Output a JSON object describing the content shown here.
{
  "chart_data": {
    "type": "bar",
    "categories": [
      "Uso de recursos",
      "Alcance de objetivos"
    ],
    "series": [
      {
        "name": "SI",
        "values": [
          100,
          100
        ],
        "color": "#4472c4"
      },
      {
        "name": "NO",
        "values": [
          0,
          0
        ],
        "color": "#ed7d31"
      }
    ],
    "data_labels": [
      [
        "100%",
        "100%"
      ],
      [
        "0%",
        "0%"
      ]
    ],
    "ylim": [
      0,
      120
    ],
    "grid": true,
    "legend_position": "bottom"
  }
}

**TASK TO COMPLETE:** Print the listing above in full, exactly as it is.

**EXPECTED OUTPUT:**
Output a JSON object describing the content shown here.
{
  "chart_data": {
    "type": "bar",
    "categories": [
      "Uso de recursos",
      "Alcance de objetivos"
    ],
    "series": [
      {
        "name": "SI",
        "values": [
          100,
          100
        ],
        "color": "#4472c4"
      },
      {
        "name": "NO",
        "values": [
          0,
          0
        ],
        "color": "#ed7d31"
      }
    ],
    "data_labels": [
      [
        "100%",
        "100%"
      ],
      [
        "0%",
        "0%"
      ]
    ],
    "ylim": [
      0,
      120
    ],
    "grid": true,
    "legend_position": "bottom"
  }
}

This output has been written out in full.